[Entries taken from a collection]
-- -- --

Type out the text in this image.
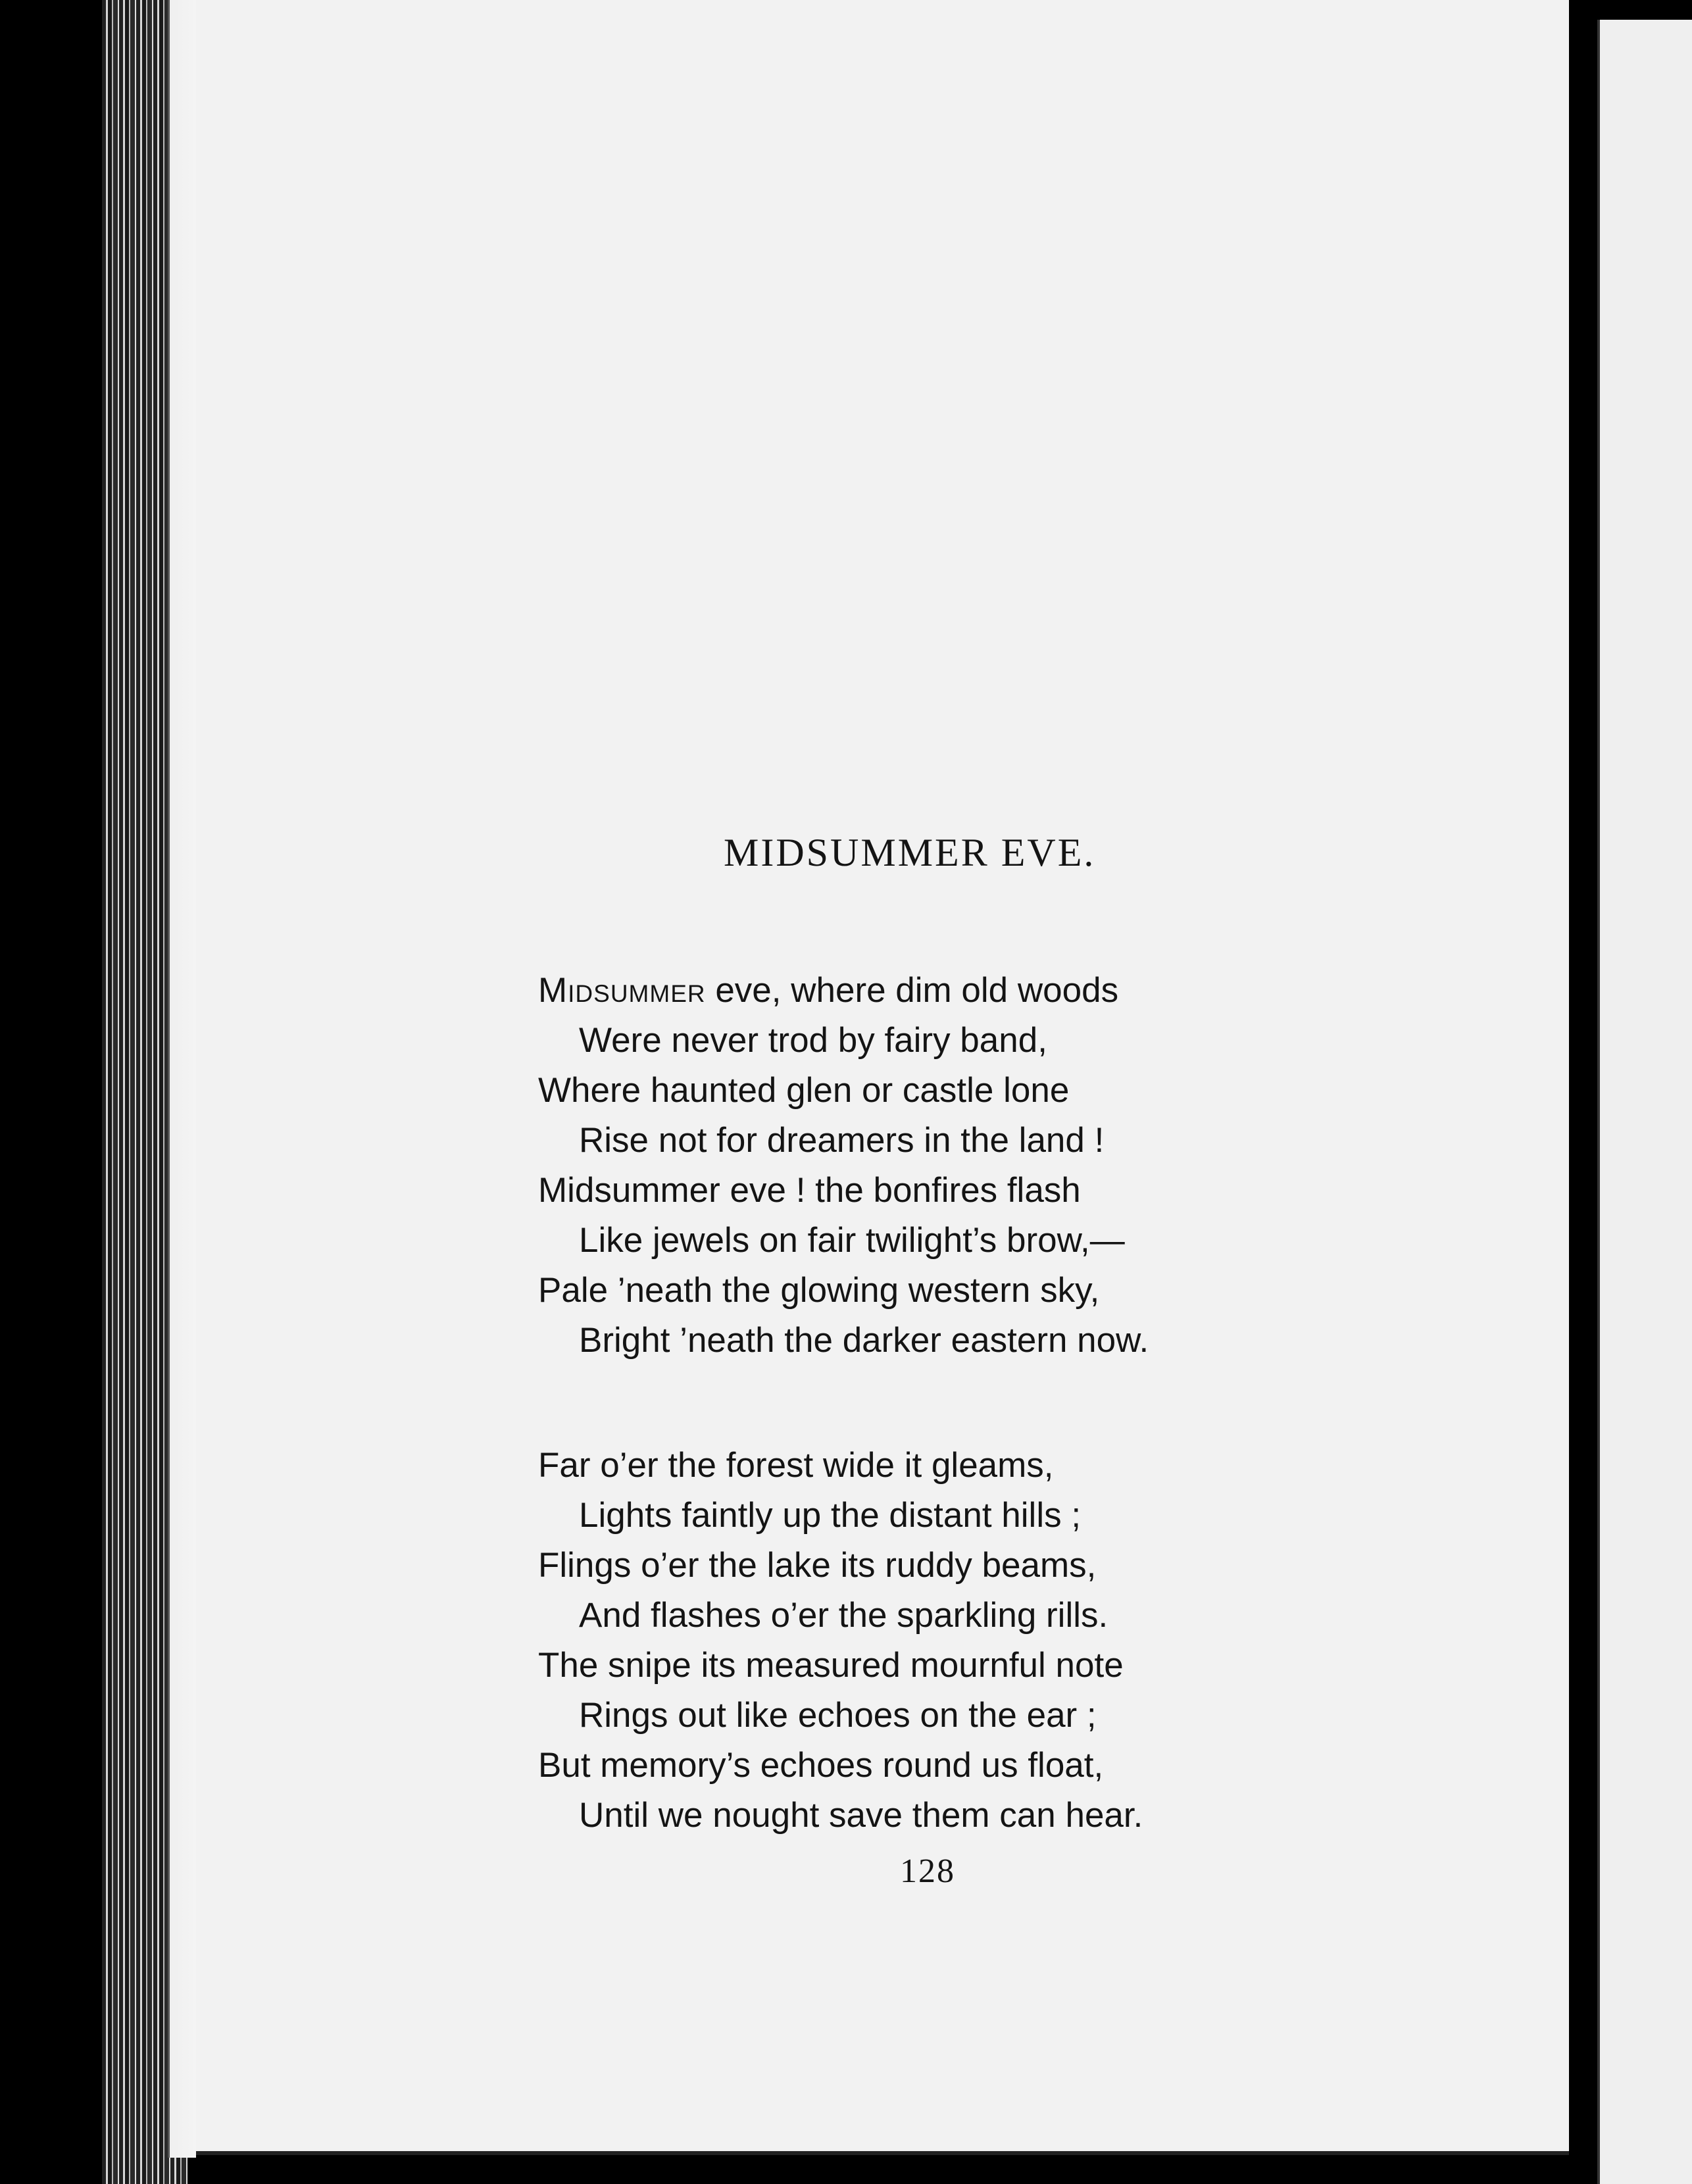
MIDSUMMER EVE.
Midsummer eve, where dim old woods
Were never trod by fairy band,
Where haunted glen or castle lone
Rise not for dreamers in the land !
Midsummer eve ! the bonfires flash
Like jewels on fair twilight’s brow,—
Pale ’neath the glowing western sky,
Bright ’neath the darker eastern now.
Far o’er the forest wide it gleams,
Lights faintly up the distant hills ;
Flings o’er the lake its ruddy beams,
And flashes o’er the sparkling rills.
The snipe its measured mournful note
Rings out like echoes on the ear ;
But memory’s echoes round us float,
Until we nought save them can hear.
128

-- -- --

Aim →
Pictures are to be left out; repeat all the remaining data exactly.

Solution to this problem →
Type out the text in this image.
MIDSUMMER EVE.
Midsummer eve, where dim old woods
Were never trod by fairy band,
Where haunted glen or castle lone
Rise not for dreamers in the land !
Midsummer eve ! the bonfires flash
Like jewels on fair twilight’s brow,—
Pale ’neath the glowing western sky,
Bright ’neath the darker eastern now.
Far o’er the forest wide it gleams,
Lights faintly up the distant hills ;
Flings o’er the lake its ruddy beams,
And flashes o’er the sparkling rills.
The snipe its measured mournful note
Rings out like echoes on the ear ;
But memory’s echoes round us float,
Until we nought save them can hear.
128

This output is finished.